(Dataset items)

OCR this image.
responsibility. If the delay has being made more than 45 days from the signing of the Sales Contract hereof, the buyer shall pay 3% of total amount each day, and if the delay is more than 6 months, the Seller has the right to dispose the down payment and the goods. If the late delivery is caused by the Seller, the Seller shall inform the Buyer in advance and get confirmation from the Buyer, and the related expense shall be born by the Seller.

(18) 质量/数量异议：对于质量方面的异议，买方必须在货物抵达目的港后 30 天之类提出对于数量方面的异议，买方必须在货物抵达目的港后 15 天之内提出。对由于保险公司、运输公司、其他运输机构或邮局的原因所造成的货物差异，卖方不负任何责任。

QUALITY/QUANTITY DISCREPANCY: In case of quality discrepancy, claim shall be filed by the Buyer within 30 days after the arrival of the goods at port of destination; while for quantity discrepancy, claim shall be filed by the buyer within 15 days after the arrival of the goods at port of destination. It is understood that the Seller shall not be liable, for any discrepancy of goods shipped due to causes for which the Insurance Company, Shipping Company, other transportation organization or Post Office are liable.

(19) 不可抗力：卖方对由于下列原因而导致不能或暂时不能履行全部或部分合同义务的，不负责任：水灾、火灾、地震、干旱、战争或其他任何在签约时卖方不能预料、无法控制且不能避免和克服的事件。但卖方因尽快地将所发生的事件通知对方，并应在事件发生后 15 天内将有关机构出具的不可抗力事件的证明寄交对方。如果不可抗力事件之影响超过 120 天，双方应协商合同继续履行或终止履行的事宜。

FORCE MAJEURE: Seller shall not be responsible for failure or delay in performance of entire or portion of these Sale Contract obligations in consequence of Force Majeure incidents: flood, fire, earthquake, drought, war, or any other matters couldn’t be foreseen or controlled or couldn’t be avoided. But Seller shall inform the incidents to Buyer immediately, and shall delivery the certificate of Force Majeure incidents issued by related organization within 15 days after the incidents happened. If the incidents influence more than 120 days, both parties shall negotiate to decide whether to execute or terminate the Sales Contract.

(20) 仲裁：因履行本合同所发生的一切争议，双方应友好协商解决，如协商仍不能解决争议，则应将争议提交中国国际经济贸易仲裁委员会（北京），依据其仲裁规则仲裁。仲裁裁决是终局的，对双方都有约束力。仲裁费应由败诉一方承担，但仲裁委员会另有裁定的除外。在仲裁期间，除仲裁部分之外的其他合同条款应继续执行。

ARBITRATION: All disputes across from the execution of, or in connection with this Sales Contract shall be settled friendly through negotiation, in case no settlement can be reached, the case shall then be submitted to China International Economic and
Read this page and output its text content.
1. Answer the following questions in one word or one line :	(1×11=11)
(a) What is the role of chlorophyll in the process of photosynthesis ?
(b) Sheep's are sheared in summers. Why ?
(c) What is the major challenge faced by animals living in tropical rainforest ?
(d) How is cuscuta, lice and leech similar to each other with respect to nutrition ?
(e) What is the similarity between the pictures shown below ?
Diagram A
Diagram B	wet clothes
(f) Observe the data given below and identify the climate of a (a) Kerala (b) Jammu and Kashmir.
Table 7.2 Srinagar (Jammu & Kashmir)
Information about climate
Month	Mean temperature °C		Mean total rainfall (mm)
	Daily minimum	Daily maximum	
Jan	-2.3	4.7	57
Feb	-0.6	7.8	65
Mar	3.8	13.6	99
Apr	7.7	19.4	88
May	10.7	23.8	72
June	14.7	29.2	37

## YOUR INSTRUCTIONS
Write out exactly the lines from the line holding "Read this page and output its text content." through the last line of the data, and nothing besides those lines.

## OUTPUT OF THE EXERCISE
Read this page and output its text content.
1. Answer the following questions in one word or one line :	(1×11=11)
(a) What is the role of chlorophyll in the process of photosynthesis ?
(b) Sheep's are sheared in summers. Why ?
(c) What is the major challenge faced by animals living in tropical rainforest ?
(d) How is cuscuta, lice and leech similar to each other with respect to nutrition ?
(e) What is the similarity between the pictures shown below ?
Diagram A
Diagram B	wet clothes
(f) Observe the data given below and identify the climate of a (a) Kerala (b) Jammu and Kashmir.
Table 7.2 Srinagar (Jammu & Kashmir)
Information about climate
Month	Mean temperature °C		Mean total rainfall (mm)
	Daily minimum	Daily maximum	
Jan	-2.3	4.7	57
Feb	-0.6	7.8	65
Mar	3.8	13.6	99
Apr	7.7	19.4	88
May	10.7	23.8	72
June	14.7	29.2	37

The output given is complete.